## WHAT THIS TASK INVOLVES
Within the records that follow, find every line containing the string "structured". Copy those lines.

[Dataset excerpts]

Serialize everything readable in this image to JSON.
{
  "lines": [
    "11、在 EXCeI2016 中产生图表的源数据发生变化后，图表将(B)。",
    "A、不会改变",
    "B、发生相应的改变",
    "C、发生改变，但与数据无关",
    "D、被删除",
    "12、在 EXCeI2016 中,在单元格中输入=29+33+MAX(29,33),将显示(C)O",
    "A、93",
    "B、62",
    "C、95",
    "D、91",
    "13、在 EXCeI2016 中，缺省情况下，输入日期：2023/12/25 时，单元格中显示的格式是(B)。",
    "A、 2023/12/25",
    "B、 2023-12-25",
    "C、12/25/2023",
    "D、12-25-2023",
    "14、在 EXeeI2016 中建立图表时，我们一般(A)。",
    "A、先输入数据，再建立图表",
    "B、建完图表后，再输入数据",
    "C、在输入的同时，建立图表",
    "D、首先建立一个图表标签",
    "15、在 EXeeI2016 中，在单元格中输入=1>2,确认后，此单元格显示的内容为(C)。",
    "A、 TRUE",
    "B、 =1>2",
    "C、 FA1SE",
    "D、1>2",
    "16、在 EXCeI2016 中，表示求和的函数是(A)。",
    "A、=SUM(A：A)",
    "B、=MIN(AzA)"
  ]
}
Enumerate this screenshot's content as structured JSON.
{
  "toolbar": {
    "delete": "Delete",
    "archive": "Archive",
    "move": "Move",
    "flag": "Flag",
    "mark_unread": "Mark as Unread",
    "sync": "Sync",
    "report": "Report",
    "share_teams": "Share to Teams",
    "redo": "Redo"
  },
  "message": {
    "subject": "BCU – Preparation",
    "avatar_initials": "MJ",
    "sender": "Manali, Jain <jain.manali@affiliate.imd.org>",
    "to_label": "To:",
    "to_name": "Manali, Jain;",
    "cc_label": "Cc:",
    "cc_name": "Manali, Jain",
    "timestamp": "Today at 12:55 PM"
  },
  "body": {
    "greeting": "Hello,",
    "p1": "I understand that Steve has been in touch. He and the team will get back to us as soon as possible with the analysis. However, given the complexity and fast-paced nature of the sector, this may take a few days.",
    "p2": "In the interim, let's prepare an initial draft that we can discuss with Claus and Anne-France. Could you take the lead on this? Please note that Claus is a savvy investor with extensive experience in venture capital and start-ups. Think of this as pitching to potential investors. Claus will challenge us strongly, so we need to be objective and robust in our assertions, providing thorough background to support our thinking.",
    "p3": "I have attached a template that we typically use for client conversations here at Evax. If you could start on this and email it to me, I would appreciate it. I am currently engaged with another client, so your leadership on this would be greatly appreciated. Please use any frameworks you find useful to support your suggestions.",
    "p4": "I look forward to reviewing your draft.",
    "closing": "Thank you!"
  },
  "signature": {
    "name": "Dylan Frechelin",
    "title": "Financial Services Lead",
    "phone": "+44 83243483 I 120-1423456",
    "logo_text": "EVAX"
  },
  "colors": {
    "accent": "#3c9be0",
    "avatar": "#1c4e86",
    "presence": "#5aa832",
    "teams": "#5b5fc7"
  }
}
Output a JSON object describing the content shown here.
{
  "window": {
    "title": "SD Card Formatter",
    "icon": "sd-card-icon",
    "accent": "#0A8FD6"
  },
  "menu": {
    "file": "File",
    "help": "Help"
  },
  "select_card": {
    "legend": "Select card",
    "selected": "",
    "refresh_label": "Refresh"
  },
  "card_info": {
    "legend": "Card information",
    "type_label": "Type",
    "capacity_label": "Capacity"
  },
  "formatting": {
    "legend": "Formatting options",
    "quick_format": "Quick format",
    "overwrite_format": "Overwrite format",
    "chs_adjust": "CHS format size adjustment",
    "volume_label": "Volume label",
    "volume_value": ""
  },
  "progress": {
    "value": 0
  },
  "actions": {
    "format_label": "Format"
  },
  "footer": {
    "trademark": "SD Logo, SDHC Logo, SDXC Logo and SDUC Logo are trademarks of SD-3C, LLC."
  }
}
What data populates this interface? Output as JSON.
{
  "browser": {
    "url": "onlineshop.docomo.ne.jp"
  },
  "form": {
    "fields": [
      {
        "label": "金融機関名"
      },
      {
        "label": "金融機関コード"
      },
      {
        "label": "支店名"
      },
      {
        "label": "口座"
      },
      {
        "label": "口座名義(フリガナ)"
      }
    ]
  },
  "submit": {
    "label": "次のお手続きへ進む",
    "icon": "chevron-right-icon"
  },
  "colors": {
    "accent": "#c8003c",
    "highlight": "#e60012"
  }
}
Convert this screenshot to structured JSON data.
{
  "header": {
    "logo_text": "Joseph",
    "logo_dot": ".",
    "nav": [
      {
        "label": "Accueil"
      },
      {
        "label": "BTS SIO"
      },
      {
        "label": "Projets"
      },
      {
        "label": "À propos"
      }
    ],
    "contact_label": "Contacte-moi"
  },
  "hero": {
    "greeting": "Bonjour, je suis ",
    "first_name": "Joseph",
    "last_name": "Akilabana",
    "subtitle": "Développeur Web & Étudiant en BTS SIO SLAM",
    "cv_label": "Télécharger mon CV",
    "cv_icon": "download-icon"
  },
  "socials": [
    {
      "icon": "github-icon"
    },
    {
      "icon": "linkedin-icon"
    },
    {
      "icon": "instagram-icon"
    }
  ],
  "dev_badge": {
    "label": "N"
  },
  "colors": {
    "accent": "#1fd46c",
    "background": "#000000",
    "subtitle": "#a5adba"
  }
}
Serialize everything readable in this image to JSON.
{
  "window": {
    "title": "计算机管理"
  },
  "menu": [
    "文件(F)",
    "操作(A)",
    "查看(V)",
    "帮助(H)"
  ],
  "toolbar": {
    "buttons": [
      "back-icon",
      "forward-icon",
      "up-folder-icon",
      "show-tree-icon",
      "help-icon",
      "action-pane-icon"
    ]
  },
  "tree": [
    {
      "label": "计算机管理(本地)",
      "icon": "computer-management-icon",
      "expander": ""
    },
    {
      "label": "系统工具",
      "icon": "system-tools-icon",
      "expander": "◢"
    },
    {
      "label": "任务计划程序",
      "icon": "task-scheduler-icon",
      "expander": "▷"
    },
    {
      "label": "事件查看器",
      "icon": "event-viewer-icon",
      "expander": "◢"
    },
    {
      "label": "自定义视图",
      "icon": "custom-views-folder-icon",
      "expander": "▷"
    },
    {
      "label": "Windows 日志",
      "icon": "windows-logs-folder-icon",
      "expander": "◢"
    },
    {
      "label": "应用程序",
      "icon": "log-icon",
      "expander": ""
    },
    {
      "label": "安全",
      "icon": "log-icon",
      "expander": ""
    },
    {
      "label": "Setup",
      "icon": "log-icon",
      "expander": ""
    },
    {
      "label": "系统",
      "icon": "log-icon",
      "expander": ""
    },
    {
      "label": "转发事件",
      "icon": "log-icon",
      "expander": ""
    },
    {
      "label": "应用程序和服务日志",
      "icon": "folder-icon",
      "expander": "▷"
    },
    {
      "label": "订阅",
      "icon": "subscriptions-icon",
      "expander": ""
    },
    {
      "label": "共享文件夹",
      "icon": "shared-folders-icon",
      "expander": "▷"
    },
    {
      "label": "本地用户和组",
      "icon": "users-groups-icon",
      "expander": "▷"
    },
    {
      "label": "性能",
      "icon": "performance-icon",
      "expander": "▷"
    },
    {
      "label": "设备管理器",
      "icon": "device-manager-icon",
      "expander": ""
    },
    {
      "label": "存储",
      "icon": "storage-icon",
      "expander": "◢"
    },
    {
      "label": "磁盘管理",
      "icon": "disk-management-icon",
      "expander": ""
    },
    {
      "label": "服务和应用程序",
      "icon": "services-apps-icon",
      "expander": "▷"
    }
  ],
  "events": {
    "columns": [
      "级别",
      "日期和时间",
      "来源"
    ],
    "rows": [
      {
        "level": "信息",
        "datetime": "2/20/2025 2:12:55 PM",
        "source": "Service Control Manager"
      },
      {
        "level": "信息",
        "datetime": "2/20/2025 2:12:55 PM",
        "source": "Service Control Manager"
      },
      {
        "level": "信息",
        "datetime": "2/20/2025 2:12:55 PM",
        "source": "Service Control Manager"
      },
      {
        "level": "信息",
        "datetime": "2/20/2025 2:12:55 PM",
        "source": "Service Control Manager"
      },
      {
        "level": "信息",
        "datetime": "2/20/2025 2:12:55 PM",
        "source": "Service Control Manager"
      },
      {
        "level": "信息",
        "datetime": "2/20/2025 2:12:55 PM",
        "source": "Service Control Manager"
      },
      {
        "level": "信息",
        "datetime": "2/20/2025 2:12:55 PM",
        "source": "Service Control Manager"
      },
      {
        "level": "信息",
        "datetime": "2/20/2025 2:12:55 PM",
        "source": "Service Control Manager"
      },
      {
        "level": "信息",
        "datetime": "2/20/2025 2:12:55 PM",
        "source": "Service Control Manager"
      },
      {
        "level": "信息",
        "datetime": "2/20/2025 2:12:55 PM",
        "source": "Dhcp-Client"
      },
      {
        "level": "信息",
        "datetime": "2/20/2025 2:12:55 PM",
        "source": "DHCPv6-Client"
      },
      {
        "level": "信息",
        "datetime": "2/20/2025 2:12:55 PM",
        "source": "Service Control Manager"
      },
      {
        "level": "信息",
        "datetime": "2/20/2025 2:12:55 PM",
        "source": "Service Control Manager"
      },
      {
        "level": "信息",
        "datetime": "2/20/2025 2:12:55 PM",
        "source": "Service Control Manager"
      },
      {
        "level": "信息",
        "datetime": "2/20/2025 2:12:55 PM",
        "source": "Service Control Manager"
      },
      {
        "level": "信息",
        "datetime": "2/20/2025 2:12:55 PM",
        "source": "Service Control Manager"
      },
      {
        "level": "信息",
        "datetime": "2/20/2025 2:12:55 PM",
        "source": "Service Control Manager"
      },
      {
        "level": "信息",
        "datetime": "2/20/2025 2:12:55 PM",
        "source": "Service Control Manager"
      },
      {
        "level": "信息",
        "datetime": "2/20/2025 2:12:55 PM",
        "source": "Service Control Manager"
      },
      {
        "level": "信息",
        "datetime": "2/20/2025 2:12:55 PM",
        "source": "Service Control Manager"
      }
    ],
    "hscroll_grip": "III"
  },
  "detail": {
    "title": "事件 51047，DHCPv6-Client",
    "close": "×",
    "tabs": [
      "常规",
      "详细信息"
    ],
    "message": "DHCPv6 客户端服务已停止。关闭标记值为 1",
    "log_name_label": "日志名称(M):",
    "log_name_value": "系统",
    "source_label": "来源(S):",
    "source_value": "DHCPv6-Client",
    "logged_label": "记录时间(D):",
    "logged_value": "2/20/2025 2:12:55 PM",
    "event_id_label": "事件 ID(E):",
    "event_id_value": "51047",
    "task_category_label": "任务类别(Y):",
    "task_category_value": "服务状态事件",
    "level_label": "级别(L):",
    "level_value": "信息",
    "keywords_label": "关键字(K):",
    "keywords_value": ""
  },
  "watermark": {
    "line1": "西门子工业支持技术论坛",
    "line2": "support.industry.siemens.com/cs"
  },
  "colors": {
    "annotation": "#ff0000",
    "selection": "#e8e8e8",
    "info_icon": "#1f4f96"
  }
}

## RESULT OF THE EXERCISE
Enumerate this screenshot's content as structured JSON.
Convert this screenshot to structured JSON data.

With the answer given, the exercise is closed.